What to work on:
Extract every line from the records below that contains the word "siebie".

Provided entries:
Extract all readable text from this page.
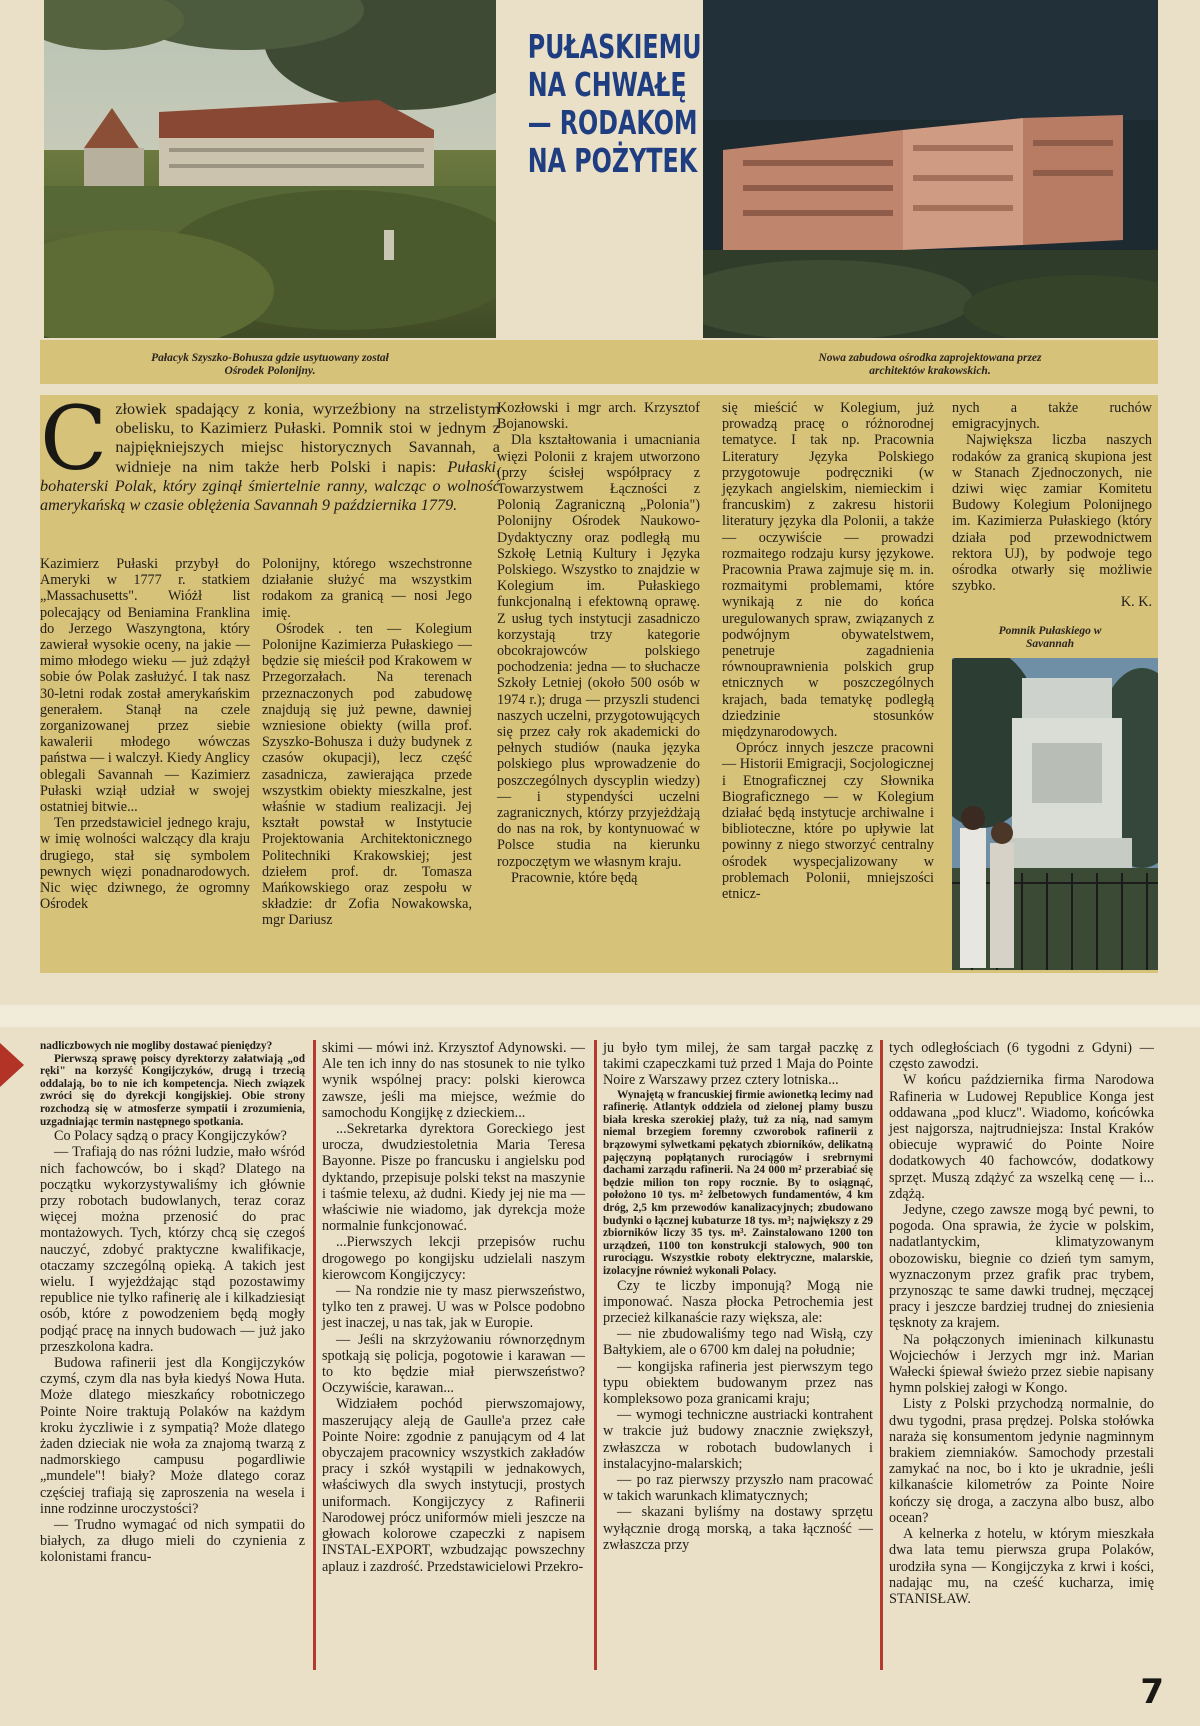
PUŁASKIEMU
NA CHWAŁĘ
— RODAKOM
NA POŻYTEK
Pałacyk Szyszko-Bohusza gdzie usytuowany został Ośrodek Polonijny.
Nowa zabudowa ośrodka zaprojektowana przez architektów krakowskich.
C złowiek spadający z konia, wyrzeźbiony na strzelistym obelisku, to Kazimierz Pułaski. Pomnik stoi w jednym z najpiękniejszych miejsc historycznych Savannah, a widnieje na nim także herb Polski i napis: Pułaski, bohaterski Polak, który zginął śmiertelnie ranny, walcząc o wolność amerykańską w czasie oblężenia Savannah 9 października 1779.

Kazimierz Pułaski przybył do Ameryki w 1777 r. statkiem „Massachusetts". Wióżł list polecający od Beniamina Franklina do Jerzego Waszyngtona, który zawierał wysokie oceny, na jakie — mimo młodego wieku — już zdążył sobie ów Polak zasłużyć. I tak nasz 30-letni rodak został amerykańskim generałem. Stanął na czele zorganizowanej przez siebie kawalerii młodego wówczas państwa — i walczył. Kiedy Anglicy oblegali Savannah — Kazimierz Pułaski wziął udział w swojej ostatniej bitwie...

Ten przedstawiciel jednego kraju, w imię wolności walczący dla kraju drugiego, stał się symbolem pewnych więzi ponadnarodowych. Nic więc dziwnego, że ogromny Ośrodek

Polonijny, którego wszechstronne działanie służyć ma wszystkim rodakom za granicą — nosi Jego imię.

Ośrodek . ten — Kolegium Polonijne Kazimierza Pułaskiego — będzie się mieścił pod Krakowem w Przegorzałach. Na terenach przeznaczonych pod zabudowę znajdują się już pewne, dawniej wzniesione obiekty (willa prof. Szyszko-Bohusza i duży budynek z czasów okupacji), lecz część zasadnicza, zawierająca przede wszystkim obiekty mieszkalne, jest właśnie w stadium realizacji. Jej kształt powstał w Instytucie Projektowania Architektonicznego Politechniki Krakowskiej; jest dziełem prof. dr. Tomasza Mańkowskiego oraz zespołu w składzie: dr Zofia Nowakowska, mgr Dariusz

Kozłowski i mgr arch. Krzysztof Bojanowski.

Dla kształtowania i umacniania więzi Polonii z krajem utworzono (przy ścisłej współpracy z Towarzystwem Łączności z Polonią Zagraniczną „Polonia") Polonijny Ośrodek Naukowo-Dydaktyczny oraz podległą mu Szkołę Letnią Kultury i Języka Polskiego. Wszystko to znajdzie w Kolegium im. Pułaskiego funkcjonalną i efektowną oprawę. Z usług tych instytucji zasadniczo korzystają trzy kategorie obcokrajowców polskiego pochodzenia: jedna — to słuchacze Szkoły Letniej (około 500 osób w 1974 r.); druga — przyszli studenci naszych uczelni, przygotowujących się przez cały rok akademicki do pełnych studiów (nauka języka polskiego plus wprowadzenie do poszczególnych dyscyplin wiedzy) — i stypendyści uczelni zagranicznych, którzy przyjeżdżają do nas na rok, by kontynuować w Polsce studia na kierunku rozpoczętym we własnym kraju.

Pracownie, które będą

się mieścić w Kolegium, już prowadzą pracę o różnorodnej tematyce. I tak np. Pracownia Literatury Języka Polskiego przygotowuje podręczniki (w językach angielskim, niemieckim i francuskim) z zakresu historii literatury języka dla Polonii, a także — oczywiście — prowadzi rozmaitego rodzaju kursy językowe. Pracownia Prawa zajmuje się m. in. rozmaitymi problemami, które wynikają z nie do końca uregulowanych spraw, związanych z podwójnym obywatelstwem, penetruje zagadnienia równouprawnienia polskich grup etnicznych w poszczególnych krajach, bada tematykę podległą dziedzinie stosunków międzynarodowych.

Oprócz innych jeszcze pracowni — Historii Emigracji, Socjologicznej i Etnograficznej czy Słownika Biograficznego — w Kolegium działać będą instytucje archiwalne i biblioteczne, które po upływie lat powinny z niego stworzyć centralny ośrodek wyspecjalizowany w problemach Polonii, mniejszości etnicz-

nych a także ruchów emigracyjnych.

Największa liczba naszych rodaków za granicą skupiona jest w Stanach Zjednoczonych, nie dziwi więc zamiar Komitetu Budowy Kolegium Polonijnego im. Kazimierza Pułaskiego (który działa pod przewodnictwem rektora UJ), by podwoje tego ośrodka otwarły się możliwie szybko.

K. K.

Pomnik Pułaskiego w Savannah

nadliczbowych nie mogliby dostawać pieniędzy?

Pierwszą sprawę poiscy dyrektorzy załatwiają „od ręki" na korzyść Kongijczyków, drugą i trzecią oddalają, bo to nie ich kompetencja. Niech związek zwróci się do dyrekcji kongijskiej. Obie strony rozchodzą się w atmosferze sympatii i zrozumienia, uzgadniając termin następnego spotkania.

Co Polacy sądzą o pracy Kongijczyków?

— Trafiają do nas różni ludzie, mało wśród nich fachowców, bo i skąd? Dlatego na początku wykorzystywaliśmy ich głównie przy robotach budowlanych, teraz coraz więcej można przenosić do prac montażowych. Tych, którzy chcą się czegoś nauczyć, zdobyć praktyczne kwalifikacje, otaczamy szczególną opieką. A takich jest wielu. I wyjeżdżając stąd pozostawimy republice nie tylko rafinerię ale i kilkadziesiąt osób, które z powodzeniem będą mogły podjąć pracę na innych budowach — już jako przeszkolona kadra.

Budowa rafinerii jest dla Kongijczyków czymś, czym dla nas była kiedyś Nowa Huta. Może dlatego mieszkańcy robotniczego Pointe Noire traktują Polaków na każdym kroku życzliwie i z sympatią? Może dlatego żaden dzieciak nie woła za znajomą twarzą z nadmorskiego campusu pogardliwie „mundele"! biały? Może dlatego coraz częściej trafiają się zaproszenia na wesela i inne rodzinne uroczystości?

— Trudno wymagać od nich sympatii do białych, za długo mieli do czynienia z kolonistami francu-

skimi — mówi inż. Krzysztof Adynowski. — Ale ten ich inny do nas stosunek to nie tylko wynik wspólnej pracy: polski kierowca zawsze, jeśli ma miejsce, weźmie do samochodu Kongijkę z dzieckiem...

...Sekretarka dyrektora Goreckiego jest urocza, dwudziestoletnia Maria Teresa Bayonne. Pisze po francusku i angielsku pod dyktando, przepisuje polski tekst na maszynie i taśmie telexu, aż dudni. Kiedy jej nie ma — właściwie nie wiadomo, jak dyrekcja może normalnie funkcjonować.

...Pierwszych lekcji przepisów ruchu drogowego po kongijsku udzielali naszym kierowcom Kongijczycy:

— Na rondzie nie ty masz pierwszeństwo, tylko ten z prawej. U was w Polsce podobno jest inaczej, u nas tak, jak w Europie.

— Jeśli na skrzyżowaniu równorzędnym spotkają się policja, pogotowie i karawan — to kto będzie miał pierwszeństwo? Oczywiście, karawan...

Widziałem pochód pierwszomajowy, maszerujący aleją de Gaulle'a przez całe Pointe Noire: zgodnie z panującym od 4 lat obyczajem pracownicy wszystkich zakładów pracy i szkół wystąpili w jednakowych, właściwych dla swych instytucji, prostych uniformach. Kongijczycy z Rafinerii Narodowej prócz uniformów mieli jeszcze na głowach kolorowe czapeczki z napisem INSTAL-EXPORT, wzbudzając powszechny aplauz i zazdrość. Przedstawicielowi Przekro-

ju było tym milej, że sam targał paczkę z takimi czapeczkami tuż przed 1 Maja do Pointe Noire z Warszawy przez cztery lotniska...

Wynajętą w francuskiej firmie awionetką lecimy nad rafinerię. Atlantyk oddziela od zielonej plamy buszu biała kreska szerokiej plaży, tuż za nią, nad samym niemal brzegiem foremny czworobok rafinerii z brązowymi sylwetkami pękatych zbiorników, delikatną pajęczyną popłątanych rurociągów i srebrnymi dachami zarządu rafinerii. Na 24 000 m² przerabiać się będzie milion ton ropy rocznie. By to osiągnąć, położono 10 tys. m² żelbetowych fundamentów, 4 km dróg, 2,5 km przewodów kanalizacyjnych; zbudowano budynki o łącznej kubaturze 18 tys. m³; największy z 29 zbiorników liczy 35 tys. m³. Zainstalowano 1200 ton urządzeń, 1100 ton konstrukcji stalowych, 900 ton rurociągu. Wszystkie roboty elektryczne, malarskie, izolacyjne również wykonali Polacy.

Czy te liczby imponują? Mogą nie imponować. Nasza płocka Petrochemia jest przecież kilkanaście razy większa, ale:

— nie zbudowaliśmy tego nad Wisłą, czy Bałtykiem, ale o 6700 km dalej na południe;

— kongijska rafineria jest pierwszym tego typu obiektem budowanym przez nas kompleksowo poza granicami kraju;

— wymogi techniczne austriacki kontrahent w trakcie już budowy znacznie zwiększył, zwłaszcza w robotach budowlanych i instalacyjno-malarskich;

— po raz pierwszy przyszło nam pracować w takich warunkach klimatycznych;

— skazani byliśmy na dostawy sprzętu wyłącznie drogą morską, a taka łączność — zwłaszcza przy

tych odległościach (6 tygodni z Gdyni) — często zawodzi.

W końcu października firma Narodowa Rafineria w Ludowej Republice Konga jest oddawana „pod klucz". Wiadomo, końcówka jest najgorsza, najtrudniejsza: Instal Kraków obiecuje wyprawić do Pointe Noire dodatkowych 40 fachowców, dodatkowy sprzęt. Muszą zdążyć za wszelką cenę — i... zdążą.

Jedyne, czego zawsze mogą być pewni, to pogoda. Ona sprawia, że życie w polskim, nadatlantyckim, klimatyzowanym obozowisku, biegnie co dzień tym samym, wyznaczonym przez grafik prac trybem, przynosząc te same dawki trudnej, męczącej pracy i jeszcze bardziej trudnej do zniesienia tęsknoty za krajem.

Na połączonych imieninach kilkunastu Wojciechów i Jerzych mgr inż. Marian Wałecki śpiewał świeżo przez siebie napisany hymn polskiej załogi w Kongo.

Listy z Polski przychodzą normalnie, do dwu tygodni, prasa prędzej. Polska stołówka naraża się konsumentom jedynie nagminnym brakiem ziemniaków. Samochody przestali zamykać na noc, bo i kto je ukradnie, jeśli kilkanaście kilometrów za Pointe Noire kończy się droga, a zaczyna albo busz, albo ocean?

A kelnerka z hotelu, w którym mieszkała dwa lata temu pierwsza grupa Polaków, urodziła syna — Kongijczyka z krwi i kości, nadając mu, na cześć kucharza, imię STANISŁAW.

7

Finished exercise:
Kazimierz Pułaski przybył do Ameryki w 1777 r. statkiem „Massachusetts". Wióżł list polecający od Beniamina Franklina do Jerzego Waszyngtona, który zawierał wysokie oceny, na jakie — mimo młodego wieku — już zdążył sobie ów Polak zasłużyć. I tak nasz 30-letni rodak został amerykańskim generałem. Stanął na czele zorganizowanej przez siebie kawalerii młodego wówczas państwa — i walczył. Kiedy Anglicy oblegali Savannah — Kazimierz Pułaski wziął udział w swojej ostatniej bitwie...
Na połączonych imieninach kilkunastu Wojciechów i Jerzych mgr inż. Marian Wałecki śpiewał świeżo przez siebie napisany hymn polskiej załogi w Kongo.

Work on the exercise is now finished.